* 取り組む課題:
**1)** Ubuntuの起動についての文章で、Ubuntuのバージョンを確かめるためにターミナルで実行するコマンドは何か答えよ。
**2)** Ubuntuの起動についての文章から、「(3) Windows ターミナルより実行」で始まり「表示することで確認できます。」に至るまでの部分を、一字も変えずに返せ。
**3)** Ubuntuの起動についての文章を、その最後の文の後から書き進めよ。

* 対象の文章:
-------------------------
なお、開始ディレクトリの設定で、開始ディレクトリを「~」と設定しても、Windowsのホームディレクトリで起動してしまいます。Ubuntuのディレクトリで起動したい場合は、例えば「\\wsl$\Ubuntu\home\[username]
」のように指定しなければならないので注意しましょう。
(3) Windows ターミナルより実行
[Windowsスタートボタンを右クリック]→[ターミナル]により、PowerShellを起動し、上部タブの右側の「v」をクリックし、Ubuntuを選択する。
この場合も、PoewShellから起動したときと同様に、カレントディレクトリはWindowsのユーザーフォルダとなります。
では、せっかくUbuntuを起動したので、Ubuntuのバージョンを確認してみましょう。「cat」コマンドにより「/etc/」フォルダに入っているテキストファイル「issue」を表示することで確認できます。
ターミナル上で「cat /etc/issue」を実行すると、Ubuntu 20.04 LTSがインストールされていることが分かります。
「wsl -l -v」では、NAMEの表示とインストールバージョンと表示が食い違うことがありますが、この方法で確認すれば、実際のインストールバージョンを確認することができます。
-------------------------
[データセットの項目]
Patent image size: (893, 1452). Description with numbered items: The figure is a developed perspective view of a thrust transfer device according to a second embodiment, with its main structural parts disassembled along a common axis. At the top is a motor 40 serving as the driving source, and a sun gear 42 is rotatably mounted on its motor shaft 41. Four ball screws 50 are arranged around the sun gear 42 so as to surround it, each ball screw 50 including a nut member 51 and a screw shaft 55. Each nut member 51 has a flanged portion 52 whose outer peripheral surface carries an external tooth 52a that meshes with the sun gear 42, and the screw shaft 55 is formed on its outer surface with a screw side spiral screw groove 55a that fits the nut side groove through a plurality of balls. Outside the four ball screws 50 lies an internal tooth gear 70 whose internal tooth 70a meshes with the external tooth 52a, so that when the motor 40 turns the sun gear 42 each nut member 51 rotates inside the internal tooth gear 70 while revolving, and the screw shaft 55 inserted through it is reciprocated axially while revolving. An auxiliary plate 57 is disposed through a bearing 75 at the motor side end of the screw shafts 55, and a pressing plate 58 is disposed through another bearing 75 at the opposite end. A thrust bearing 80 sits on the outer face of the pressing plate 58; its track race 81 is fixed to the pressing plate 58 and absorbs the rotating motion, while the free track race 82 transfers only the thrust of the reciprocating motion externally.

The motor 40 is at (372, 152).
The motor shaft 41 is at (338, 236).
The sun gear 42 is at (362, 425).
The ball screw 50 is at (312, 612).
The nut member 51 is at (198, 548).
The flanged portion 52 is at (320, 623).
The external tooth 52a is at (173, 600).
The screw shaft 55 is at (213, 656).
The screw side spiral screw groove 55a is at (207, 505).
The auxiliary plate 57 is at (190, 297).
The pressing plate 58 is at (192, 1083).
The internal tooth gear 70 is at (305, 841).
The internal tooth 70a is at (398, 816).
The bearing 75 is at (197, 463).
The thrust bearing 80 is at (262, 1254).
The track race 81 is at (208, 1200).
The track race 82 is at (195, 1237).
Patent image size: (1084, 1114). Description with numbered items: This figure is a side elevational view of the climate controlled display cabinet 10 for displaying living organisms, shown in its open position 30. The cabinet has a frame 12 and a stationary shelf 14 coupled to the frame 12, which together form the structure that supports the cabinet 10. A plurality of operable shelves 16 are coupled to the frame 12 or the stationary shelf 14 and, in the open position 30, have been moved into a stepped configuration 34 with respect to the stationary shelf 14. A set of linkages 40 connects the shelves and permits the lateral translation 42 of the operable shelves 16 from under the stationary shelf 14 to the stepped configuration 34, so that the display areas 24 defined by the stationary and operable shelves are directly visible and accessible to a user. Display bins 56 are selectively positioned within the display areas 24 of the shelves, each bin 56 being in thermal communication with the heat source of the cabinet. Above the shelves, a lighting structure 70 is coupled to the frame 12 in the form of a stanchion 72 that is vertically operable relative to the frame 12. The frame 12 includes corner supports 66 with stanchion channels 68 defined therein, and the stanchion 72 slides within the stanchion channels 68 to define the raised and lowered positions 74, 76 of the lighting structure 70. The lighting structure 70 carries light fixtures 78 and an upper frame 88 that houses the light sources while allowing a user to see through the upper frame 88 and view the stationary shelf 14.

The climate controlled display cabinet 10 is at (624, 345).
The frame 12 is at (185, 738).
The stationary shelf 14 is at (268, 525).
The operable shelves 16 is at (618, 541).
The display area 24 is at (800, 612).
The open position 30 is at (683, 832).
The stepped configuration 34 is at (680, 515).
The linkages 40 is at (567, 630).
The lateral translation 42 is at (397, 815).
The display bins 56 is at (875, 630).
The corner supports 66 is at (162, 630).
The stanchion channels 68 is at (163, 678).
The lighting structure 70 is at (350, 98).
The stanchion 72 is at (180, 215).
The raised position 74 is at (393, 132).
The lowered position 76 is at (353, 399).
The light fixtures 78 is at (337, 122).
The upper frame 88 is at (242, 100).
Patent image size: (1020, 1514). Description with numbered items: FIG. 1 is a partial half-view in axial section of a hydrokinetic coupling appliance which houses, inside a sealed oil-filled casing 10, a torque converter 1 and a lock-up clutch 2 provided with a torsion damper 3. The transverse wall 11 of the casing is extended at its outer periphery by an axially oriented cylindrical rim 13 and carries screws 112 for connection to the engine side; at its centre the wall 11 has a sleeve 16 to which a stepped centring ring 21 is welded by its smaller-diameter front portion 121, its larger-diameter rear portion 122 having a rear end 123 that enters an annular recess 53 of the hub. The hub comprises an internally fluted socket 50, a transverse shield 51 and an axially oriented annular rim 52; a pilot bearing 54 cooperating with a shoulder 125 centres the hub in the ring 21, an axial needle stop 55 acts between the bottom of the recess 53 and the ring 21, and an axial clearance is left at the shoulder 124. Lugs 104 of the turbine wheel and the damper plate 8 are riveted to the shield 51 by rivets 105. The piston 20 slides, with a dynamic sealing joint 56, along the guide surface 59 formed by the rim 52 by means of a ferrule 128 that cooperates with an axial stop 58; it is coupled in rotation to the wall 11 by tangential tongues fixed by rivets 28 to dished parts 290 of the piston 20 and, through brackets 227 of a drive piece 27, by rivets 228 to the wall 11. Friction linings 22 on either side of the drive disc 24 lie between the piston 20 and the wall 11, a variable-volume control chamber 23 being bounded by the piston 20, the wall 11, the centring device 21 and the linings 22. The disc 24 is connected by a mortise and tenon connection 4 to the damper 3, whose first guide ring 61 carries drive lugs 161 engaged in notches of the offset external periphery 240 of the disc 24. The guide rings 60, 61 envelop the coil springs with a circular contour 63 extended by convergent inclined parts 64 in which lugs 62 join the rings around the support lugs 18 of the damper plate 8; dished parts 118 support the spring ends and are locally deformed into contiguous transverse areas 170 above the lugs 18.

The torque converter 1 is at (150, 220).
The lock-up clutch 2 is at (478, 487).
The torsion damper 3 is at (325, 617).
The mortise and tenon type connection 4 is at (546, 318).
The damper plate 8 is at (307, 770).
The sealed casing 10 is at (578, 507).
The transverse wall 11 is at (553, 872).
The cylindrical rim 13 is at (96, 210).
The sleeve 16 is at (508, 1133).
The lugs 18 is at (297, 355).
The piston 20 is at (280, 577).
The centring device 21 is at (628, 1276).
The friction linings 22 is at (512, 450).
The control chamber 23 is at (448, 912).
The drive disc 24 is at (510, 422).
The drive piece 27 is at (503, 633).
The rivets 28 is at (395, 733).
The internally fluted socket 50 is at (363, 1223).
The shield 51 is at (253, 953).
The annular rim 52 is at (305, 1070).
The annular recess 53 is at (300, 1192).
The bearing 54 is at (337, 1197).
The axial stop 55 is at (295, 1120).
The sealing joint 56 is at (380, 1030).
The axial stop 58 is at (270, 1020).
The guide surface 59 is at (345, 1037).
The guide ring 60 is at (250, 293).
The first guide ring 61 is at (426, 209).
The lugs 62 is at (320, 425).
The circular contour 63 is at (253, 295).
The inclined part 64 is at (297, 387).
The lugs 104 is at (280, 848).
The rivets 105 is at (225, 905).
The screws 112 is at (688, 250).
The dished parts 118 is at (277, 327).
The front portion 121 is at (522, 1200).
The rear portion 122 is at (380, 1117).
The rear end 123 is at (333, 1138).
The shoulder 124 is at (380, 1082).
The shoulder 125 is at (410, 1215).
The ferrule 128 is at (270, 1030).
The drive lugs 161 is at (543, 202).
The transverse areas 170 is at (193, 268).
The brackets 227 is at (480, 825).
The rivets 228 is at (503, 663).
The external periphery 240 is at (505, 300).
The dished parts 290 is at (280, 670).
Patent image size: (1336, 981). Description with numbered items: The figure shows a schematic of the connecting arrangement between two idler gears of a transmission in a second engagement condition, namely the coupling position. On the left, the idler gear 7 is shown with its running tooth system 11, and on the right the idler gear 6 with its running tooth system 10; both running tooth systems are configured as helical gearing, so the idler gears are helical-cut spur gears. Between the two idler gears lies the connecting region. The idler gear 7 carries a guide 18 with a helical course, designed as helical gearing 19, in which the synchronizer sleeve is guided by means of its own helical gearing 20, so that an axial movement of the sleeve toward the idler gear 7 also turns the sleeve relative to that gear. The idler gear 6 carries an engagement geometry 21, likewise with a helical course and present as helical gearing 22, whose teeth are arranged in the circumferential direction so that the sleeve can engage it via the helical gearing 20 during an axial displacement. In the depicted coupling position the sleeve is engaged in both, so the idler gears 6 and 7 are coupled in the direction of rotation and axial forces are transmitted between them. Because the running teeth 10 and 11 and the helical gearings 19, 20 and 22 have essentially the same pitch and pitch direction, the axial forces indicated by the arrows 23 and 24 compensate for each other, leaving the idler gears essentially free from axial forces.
-------------------------
* 課題ごとの結果:
**1)** 「cat /etc/issue」

**2)**
(3) Windows ターミナルより実行
[Windowsスタートボタンを右クリック]→[ターミナル]により、PowerShellを起動し、上部タブの右側の「v」をクリックし、Ubuntuを選択する。
この場合も、PoewShellから起動したときと同様に、カレントディレクトリはWindowsのユーザーフォルダとなります。
では、せっかくUbuntuを起動したので、Ubuntuのバージョンを確認してみましょう。「cat」コマンドにより「/etc/」フォルダに入っているテキストファイル「issue」を表示することで確認できます。

**3)**
cat /etc/issue
Ubuntu 20.04 LTS \n \l
4. Ubuntuのlogout
Ubuntuのlogoutは、Ubuntuを起動した状態から、「exit」を実行します。
exit
しかし、exitによってlogoutしただけでは、UbuntuはWindows上で起動したままになっています。この状態で、以下のコマンドを実行してみましょう。UbuntuのSTATEはRunningです。
wsl --list --verbose
NAME STATE VERSION
* Ubuntu Running 2
5. Ubuntuの終了と起動
UbuntuをWindows上での稼働を終了するには、PoerShellから「wsl -t [ディストリビューション名]」や「wsl --shutdown」を実行します。
「wsl -t [ディストリビューション名]」の[ディストリビューション名]の部分はディストリビューションのnameを指定します。(「wsl --terminate [ディストリビューション名]」でも同じです。)
wsl -t Ubuntu
wsl --terminate Ubuntu
また、複数のアプリケーションが起動している場合に、全てのアプリケーションを終了させる場合には、「wsl --shutdown」を実行します。
wsl --shutdown
「wsl --list --verbose」を実行すると、今度はSTATEがStoppedの状態になりました。
wsl --list --verbose
NAME STATE VERSION
* Ubuntu Stopped 2
なお、終了したUbuntuを再び起動するには、「3. Ubuntuの起動(login)」の手順によりloginすれば、起動することができます。起動とloginは同時に実行されます。
「wsl --list --verbose」によりSTATEがRunningの状態に戻っていることが確認できます。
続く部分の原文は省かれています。